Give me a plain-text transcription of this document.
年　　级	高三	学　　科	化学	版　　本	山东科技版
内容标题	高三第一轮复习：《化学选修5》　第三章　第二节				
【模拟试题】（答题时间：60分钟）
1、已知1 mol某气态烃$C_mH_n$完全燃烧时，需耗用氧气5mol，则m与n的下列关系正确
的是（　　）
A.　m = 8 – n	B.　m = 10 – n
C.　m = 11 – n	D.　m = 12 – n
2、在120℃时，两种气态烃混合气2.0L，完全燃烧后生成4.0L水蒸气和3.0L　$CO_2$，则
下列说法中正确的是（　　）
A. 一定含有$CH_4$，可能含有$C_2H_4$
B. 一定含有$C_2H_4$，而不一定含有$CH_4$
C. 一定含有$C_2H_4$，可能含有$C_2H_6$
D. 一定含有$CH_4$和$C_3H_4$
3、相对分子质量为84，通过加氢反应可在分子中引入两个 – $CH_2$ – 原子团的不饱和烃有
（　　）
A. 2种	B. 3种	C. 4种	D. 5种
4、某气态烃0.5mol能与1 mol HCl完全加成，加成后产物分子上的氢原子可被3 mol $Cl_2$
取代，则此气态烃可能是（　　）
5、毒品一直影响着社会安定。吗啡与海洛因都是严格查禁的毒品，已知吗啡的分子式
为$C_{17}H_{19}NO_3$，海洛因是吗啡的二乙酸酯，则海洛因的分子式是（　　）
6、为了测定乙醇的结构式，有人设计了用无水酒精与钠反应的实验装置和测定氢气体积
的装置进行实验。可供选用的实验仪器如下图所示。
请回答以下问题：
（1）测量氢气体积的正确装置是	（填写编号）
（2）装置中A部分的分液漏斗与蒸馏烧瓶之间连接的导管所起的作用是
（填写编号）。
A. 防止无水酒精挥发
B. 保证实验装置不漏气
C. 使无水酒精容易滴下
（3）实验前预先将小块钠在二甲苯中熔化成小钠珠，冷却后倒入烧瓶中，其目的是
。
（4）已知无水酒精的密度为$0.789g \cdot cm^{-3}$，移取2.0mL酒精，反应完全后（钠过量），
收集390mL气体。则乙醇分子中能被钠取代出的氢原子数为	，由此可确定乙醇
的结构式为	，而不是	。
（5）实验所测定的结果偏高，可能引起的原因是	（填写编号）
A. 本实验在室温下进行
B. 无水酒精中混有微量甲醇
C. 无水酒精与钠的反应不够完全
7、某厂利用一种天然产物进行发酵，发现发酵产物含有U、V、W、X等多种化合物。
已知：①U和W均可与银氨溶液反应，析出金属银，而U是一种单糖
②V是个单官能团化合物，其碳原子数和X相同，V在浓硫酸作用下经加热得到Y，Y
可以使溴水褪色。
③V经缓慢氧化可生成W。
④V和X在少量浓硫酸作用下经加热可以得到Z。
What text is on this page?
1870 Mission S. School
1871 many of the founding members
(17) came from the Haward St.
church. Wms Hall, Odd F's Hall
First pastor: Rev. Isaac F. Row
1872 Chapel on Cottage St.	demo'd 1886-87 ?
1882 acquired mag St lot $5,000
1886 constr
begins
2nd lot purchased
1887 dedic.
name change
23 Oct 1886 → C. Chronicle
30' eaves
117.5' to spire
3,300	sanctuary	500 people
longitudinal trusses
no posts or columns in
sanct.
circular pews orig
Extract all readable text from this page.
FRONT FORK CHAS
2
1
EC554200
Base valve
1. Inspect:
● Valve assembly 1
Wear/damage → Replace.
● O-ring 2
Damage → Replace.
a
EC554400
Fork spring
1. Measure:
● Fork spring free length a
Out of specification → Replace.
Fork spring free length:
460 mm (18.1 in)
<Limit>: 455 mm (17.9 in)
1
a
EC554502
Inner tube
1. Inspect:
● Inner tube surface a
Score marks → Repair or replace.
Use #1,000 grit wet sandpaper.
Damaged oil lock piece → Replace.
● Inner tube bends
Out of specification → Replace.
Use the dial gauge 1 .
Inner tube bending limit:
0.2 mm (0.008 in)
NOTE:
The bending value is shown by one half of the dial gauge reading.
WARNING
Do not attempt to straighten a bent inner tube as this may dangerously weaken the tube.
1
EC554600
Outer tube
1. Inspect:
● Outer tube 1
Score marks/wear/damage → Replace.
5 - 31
■ ■ ■ ■ ■
- TO BE DONE -
Write out every line of the listing that holds the word "page".

- ANSWER IN FULL -
What text is on this page?
Extract all readable text from this page.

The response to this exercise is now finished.